> TO BE DONE
Report only the number of lines in the records that contain the word "cleanup".

[Data listing]
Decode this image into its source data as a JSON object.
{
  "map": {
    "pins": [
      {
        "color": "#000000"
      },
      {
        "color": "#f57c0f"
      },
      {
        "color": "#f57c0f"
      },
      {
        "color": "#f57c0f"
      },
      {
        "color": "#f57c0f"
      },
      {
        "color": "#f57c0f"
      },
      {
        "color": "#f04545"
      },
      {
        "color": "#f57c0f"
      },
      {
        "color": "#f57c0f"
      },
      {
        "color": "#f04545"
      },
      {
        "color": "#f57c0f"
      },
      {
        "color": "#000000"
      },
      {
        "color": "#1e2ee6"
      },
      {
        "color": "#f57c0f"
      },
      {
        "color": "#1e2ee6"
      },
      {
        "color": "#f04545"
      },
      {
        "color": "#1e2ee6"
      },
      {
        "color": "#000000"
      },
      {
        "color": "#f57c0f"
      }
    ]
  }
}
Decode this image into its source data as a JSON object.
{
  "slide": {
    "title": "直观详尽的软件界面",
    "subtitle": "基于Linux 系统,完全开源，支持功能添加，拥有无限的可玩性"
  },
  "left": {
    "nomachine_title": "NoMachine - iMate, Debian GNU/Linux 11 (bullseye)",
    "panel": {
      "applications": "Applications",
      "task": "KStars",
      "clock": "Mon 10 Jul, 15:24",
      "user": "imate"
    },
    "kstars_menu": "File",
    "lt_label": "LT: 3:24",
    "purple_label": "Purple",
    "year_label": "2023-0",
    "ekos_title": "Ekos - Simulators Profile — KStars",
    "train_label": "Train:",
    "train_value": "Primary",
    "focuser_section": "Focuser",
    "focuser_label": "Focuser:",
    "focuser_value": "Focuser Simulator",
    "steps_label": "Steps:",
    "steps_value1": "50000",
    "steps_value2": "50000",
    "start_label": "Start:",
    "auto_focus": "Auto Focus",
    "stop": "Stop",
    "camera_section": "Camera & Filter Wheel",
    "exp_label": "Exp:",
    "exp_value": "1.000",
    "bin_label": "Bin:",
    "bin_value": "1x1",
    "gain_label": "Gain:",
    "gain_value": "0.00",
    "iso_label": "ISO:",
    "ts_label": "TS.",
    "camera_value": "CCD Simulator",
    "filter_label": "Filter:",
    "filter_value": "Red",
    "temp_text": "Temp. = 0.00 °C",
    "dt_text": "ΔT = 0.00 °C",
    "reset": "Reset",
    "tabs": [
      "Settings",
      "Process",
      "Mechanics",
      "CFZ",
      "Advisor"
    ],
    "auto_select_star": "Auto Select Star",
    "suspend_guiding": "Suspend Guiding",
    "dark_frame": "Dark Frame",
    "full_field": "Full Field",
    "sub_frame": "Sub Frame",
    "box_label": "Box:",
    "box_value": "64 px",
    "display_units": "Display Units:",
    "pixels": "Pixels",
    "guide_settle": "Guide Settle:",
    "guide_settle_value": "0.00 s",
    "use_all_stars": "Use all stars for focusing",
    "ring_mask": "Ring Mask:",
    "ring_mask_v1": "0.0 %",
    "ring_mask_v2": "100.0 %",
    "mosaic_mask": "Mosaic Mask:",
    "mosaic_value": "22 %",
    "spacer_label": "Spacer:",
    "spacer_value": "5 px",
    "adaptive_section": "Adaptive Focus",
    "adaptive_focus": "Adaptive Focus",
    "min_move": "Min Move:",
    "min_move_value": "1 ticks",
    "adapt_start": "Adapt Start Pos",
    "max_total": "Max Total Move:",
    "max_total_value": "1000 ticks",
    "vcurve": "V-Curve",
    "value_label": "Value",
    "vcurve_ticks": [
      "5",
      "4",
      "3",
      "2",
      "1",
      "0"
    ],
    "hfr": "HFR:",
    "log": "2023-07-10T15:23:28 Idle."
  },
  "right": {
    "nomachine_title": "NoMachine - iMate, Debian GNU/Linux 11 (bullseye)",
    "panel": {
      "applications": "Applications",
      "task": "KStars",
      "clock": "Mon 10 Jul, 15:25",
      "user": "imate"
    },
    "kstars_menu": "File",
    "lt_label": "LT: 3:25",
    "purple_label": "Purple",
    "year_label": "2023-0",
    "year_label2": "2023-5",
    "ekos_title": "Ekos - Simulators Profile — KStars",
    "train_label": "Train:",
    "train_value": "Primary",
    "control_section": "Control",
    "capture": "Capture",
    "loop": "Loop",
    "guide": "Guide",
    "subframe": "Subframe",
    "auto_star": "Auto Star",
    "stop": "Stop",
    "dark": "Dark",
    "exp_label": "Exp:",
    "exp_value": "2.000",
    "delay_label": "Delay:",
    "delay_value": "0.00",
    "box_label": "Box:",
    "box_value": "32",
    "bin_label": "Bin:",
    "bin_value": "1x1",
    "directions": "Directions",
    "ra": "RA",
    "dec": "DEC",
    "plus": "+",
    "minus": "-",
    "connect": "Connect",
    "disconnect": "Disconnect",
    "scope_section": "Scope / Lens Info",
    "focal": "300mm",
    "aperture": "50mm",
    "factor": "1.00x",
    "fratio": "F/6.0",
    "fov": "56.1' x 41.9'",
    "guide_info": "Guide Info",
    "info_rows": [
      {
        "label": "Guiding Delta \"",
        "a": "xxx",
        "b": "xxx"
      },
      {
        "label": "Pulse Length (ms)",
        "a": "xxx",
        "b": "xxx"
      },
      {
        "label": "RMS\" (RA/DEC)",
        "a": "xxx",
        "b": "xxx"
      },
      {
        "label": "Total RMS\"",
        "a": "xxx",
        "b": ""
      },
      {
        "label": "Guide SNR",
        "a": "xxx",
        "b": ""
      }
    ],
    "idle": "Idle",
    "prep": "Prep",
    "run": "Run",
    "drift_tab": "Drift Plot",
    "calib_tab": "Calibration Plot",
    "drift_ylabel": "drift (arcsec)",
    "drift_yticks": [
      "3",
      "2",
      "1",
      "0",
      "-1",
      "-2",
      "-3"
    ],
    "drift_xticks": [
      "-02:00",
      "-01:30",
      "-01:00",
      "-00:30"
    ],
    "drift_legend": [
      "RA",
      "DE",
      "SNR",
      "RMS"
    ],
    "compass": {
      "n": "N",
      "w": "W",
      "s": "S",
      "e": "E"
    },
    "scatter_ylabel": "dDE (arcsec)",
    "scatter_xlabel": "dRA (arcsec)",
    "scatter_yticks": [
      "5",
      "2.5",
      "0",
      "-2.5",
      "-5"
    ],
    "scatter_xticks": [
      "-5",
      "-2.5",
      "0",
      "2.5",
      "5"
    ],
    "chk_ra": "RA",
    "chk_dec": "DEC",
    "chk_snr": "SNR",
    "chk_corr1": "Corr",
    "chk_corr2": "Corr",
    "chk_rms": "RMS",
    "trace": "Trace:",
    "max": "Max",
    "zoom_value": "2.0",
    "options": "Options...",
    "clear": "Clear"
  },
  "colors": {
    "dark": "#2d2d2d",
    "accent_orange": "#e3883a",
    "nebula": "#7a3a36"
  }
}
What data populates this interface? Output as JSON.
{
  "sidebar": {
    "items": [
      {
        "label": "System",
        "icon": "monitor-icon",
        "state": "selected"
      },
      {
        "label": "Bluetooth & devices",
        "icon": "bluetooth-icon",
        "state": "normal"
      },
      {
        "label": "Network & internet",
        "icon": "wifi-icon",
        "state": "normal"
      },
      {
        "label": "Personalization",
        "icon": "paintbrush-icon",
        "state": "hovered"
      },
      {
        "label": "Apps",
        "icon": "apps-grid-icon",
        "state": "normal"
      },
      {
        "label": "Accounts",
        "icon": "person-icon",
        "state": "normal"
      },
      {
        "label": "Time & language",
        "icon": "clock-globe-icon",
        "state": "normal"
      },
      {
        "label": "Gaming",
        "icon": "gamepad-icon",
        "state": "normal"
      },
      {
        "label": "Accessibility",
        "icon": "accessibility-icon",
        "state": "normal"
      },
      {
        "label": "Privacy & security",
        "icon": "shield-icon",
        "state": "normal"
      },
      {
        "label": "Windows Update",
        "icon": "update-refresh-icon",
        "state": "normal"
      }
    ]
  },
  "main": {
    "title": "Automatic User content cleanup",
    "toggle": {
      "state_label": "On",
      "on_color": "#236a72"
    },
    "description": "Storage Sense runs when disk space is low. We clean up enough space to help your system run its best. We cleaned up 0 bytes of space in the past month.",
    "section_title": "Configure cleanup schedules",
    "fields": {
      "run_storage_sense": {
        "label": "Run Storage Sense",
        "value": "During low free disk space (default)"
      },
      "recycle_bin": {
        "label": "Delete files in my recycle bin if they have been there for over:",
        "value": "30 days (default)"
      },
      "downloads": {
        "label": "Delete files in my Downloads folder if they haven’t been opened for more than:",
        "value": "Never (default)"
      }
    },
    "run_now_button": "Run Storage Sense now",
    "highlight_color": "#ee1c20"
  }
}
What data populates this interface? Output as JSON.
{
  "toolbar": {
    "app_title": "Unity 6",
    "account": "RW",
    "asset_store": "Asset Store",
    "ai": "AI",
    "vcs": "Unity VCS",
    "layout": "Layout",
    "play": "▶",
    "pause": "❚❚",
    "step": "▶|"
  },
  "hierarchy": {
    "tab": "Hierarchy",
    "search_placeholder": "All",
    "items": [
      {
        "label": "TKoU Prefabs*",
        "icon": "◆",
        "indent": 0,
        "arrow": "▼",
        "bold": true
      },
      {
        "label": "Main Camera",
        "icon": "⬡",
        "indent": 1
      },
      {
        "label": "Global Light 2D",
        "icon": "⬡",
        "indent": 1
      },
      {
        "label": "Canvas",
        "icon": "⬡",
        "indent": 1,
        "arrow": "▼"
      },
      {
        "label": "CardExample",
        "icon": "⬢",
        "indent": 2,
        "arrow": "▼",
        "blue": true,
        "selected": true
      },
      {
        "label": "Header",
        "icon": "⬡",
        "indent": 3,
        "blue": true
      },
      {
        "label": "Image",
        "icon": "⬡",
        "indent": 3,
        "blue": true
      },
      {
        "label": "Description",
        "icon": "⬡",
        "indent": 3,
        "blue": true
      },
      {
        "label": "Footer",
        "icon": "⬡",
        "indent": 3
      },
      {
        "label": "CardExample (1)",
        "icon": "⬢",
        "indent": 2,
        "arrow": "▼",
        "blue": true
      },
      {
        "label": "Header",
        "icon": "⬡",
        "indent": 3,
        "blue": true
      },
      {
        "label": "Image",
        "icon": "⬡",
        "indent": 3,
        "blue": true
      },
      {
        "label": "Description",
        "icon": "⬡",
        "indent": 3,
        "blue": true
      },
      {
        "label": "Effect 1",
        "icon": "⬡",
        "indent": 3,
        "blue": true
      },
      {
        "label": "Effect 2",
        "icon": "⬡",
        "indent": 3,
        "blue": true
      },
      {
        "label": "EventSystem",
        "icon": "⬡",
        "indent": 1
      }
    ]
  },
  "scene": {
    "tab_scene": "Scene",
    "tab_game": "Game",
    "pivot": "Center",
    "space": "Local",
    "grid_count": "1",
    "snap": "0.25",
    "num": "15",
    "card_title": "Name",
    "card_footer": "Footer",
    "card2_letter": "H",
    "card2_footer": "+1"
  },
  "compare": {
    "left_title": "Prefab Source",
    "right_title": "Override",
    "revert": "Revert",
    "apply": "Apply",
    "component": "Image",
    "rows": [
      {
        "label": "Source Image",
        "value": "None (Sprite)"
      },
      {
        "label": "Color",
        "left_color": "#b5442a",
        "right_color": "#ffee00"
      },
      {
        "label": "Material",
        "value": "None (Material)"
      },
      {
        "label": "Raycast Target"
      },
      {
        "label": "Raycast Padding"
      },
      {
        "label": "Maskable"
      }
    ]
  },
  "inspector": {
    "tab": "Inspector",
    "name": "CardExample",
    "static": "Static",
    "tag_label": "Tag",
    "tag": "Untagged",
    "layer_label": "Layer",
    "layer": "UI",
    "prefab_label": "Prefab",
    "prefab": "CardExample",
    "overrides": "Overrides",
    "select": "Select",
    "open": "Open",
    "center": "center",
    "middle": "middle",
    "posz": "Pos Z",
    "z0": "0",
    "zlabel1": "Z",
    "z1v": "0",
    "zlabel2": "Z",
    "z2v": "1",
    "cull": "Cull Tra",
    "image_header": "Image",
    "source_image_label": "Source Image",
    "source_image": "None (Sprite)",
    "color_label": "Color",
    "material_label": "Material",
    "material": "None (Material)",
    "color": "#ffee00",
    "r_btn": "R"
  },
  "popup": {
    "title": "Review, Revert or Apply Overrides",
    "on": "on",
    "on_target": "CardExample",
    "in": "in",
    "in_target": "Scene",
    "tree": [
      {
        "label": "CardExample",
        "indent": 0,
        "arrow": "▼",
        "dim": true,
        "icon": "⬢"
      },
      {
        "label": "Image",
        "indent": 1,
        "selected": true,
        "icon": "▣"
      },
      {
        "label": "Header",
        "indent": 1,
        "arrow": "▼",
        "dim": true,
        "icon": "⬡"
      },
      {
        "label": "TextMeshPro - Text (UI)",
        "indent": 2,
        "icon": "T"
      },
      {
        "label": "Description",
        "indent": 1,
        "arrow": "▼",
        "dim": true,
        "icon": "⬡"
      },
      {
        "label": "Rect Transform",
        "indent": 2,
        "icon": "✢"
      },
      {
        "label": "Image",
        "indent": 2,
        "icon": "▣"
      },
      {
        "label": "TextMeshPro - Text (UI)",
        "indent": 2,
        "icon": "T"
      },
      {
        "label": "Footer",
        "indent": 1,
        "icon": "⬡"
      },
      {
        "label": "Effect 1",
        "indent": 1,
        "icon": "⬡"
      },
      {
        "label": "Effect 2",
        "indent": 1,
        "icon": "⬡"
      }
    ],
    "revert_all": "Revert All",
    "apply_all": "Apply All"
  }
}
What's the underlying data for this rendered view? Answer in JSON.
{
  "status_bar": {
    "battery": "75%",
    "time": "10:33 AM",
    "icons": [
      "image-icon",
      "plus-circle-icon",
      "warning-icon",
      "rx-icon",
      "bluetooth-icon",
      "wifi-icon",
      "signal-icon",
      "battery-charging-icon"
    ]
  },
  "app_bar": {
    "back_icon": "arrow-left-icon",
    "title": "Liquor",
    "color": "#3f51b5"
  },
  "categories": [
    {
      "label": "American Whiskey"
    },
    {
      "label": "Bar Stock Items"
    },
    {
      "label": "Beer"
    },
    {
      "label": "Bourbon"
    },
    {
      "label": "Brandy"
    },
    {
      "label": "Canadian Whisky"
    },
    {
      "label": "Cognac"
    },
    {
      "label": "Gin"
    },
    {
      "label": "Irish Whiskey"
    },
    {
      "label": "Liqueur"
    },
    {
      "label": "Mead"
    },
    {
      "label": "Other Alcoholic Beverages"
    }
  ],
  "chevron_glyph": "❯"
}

> SOLUTION
2